Data records:
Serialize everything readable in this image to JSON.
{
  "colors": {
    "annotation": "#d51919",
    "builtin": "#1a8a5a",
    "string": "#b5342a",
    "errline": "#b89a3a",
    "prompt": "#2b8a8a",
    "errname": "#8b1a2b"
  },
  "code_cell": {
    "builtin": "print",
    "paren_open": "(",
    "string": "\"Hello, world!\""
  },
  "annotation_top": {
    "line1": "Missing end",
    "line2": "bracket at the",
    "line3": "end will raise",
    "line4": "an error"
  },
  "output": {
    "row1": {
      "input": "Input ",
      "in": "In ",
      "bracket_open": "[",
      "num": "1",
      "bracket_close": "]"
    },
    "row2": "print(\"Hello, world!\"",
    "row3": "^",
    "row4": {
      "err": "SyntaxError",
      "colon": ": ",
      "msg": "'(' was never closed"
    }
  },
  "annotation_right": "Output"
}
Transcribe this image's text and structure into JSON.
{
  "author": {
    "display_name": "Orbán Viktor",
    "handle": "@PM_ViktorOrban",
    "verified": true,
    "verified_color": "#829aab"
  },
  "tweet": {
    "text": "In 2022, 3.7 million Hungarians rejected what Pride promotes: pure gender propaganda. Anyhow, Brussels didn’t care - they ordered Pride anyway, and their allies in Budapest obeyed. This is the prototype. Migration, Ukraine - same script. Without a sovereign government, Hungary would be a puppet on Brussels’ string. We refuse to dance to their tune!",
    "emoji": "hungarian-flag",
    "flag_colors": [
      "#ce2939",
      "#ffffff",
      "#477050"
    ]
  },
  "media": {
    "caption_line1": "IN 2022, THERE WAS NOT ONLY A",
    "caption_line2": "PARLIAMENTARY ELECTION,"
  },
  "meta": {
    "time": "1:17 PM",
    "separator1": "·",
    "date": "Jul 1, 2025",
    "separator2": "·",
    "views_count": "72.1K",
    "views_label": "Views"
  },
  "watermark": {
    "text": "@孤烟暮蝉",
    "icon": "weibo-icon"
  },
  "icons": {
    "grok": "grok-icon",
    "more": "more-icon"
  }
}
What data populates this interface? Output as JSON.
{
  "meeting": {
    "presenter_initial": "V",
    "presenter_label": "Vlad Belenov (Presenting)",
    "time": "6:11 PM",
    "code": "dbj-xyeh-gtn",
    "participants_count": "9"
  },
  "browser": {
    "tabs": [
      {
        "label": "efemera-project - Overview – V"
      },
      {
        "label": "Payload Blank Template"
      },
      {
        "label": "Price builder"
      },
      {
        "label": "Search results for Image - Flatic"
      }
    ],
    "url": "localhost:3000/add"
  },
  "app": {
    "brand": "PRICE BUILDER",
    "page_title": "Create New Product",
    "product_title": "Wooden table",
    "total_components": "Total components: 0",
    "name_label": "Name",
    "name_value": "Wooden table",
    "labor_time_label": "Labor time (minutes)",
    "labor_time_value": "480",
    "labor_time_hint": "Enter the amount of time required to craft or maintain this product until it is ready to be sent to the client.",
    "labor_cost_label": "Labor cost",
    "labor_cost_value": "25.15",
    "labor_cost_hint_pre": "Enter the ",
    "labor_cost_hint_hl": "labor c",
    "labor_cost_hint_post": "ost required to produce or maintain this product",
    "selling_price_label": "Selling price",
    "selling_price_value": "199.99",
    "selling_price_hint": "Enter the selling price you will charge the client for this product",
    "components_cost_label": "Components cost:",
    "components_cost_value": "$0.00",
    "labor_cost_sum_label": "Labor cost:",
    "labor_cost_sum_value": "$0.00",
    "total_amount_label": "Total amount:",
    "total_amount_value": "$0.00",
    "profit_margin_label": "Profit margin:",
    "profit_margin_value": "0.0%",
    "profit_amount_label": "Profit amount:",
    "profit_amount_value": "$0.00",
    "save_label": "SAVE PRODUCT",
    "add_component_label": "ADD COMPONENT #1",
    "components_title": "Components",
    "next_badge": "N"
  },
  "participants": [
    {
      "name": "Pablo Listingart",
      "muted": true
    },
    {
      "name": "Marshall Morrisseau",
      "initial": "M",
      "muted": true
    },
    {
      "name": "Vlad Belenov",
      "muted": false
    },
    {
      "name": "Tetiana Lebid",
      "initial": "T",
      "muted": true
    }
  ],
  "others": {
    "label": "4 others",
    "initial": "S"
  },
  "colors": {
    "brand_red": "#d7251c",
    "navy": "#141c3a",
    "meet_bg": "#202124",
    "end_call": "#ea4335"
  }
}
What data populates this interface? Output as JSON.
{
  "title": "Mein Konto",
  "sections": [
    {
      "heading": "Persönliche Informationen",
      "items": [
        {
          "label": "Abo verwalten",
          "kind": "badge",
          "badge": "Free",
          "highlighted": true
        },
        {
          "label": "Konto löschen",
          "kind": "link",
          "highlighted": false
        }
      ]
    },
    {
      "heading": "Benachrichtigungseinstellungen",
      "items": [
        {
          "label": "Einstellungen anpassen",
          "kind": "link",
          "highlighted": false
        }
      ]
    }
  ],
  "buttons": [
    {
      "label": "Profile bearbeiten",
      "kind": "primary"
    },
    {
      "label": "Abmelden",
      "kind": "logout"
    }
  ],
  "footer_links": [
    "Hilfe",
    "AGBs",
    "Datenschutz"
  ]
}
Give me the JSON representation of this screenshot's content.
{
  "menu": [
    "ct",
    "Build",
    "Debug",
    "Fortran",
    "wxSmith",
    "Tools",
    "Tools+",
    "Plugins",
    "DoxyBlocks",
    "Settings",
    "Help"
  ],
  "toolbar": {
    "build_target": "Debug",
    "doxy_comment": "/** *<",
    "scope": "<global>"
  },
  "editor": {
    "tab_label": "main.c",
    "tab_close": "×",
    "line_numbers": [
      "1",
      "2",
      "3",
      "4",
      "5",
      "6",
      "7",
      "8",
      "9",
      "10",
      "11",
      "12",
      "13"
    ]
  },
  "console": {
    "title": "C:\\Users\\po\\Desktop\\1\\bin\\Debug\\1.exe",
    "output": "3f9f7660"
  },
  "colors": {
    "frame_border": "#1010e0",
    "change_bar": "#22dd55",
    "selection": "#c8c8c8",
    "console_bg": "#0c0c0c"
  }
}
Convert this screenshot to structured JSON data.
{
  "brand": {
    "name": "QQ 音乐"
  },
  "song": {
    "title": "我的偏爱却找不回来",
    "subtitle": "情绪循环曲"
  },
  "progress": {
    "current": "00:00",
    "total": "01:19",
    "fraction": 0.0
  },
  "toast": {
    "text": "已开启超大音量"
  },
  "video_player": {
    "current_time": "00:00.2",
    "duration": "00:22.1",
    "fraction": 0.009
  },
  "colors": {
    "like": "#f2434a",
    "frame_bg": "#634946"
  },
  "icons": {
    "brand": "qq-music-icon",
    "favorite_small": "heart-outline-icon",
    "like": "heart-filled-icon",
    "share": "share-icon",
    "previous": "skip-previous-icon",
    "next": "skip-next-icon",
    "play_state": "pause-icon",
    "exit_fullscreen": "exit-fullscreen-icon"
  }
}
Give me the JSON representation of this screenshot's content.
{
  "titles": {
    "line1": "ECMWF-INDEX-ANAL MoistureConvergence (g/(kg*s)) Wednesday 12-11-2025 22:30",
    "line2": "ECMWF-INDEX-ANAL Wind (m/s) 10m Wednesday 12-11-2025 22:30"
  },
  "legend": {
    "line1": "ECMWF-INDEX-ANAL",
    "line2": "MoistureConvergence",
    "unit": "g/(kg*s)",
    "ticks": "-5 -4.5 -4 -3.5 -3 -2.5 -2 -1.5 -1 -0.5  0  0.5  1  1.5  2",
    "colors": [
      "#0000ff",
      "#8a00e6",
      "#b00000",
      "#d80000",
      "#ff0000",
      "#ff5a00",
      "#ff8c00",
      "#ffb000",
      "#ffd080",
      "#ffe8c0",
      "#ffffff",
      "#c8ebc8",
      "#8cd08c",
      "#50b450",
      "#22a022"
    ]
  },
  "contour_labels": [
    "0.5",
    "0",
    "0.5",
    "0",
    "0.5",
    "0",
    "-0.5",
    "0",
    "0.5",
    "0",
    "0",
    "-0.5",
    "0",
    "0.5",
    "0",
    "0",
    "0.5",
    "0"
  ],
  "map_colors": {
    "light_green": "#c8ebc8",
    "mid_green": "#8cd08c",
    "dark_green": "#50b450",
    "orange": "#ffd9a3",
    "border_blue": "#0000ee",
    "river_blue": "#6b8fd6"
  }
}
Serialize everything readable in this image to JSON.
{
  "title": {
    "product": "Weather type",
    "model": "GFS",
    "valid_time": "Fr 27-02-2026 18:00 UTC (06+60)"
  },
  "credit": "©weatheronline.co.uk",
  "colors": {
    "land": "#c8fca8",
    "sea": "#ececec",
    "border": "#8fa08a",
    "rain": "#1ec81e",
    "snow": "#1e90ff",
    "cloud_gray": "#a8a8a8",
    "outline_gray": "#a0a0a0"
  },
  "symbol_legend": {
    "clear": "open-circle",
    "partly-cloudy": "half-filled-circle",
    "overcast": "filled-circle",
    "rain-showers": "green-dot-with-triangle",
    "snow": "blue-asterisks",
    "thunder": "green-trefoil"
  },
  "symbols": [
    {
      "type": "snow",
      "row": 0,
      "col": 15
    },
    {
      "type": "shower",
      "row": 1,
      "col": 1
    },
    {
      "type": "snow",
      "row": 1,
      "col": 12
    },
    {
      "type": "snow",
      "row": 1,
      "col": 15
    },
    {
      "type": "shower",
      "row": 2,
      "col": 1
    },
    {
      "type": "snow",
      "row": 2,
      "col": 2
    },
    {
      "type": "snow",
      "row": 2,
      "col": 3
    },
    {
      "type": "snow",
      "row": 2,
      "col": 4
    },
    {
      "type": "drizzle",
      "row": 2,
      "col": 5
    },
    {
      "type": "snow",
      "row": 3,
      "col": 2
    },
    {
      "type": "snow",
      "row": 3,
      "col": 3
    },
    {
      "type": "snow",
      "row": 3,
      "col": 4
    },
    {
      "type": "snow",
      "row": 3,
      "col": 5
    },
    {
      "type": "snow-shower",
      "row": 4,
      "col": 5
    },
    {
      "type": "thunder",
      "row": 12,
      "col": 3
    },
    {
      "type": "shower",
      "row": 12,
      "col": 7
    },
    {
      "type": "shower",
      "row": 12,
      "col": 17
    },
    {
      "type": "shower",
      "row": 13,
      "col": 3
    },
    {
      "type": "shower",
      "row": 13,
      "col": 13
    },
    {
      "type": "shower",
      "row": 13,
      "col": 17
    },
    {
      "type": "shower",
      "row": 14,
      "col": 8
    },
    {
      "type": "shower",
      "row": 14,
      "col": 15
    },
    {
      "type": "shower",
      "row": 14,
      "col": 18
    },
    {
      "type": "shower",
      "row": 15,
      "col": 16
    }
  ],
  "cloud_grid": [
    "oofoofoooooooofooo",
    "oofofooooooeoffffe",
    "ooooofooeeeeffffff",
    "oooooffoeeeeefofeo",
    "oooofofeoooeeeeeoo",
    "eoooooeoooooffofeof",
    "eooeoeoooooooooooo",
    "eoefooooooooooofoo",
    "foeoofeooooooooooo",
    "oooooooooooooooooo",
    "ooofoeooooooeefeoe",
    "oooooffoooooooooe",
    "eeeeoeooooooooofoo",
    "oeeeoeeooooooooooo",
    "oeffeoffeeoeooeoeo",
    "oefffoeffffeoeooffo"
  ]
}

Given exercise:
Across the data, tally the lines containing "MoistureConvergence" and give back the number alone.

The result:
2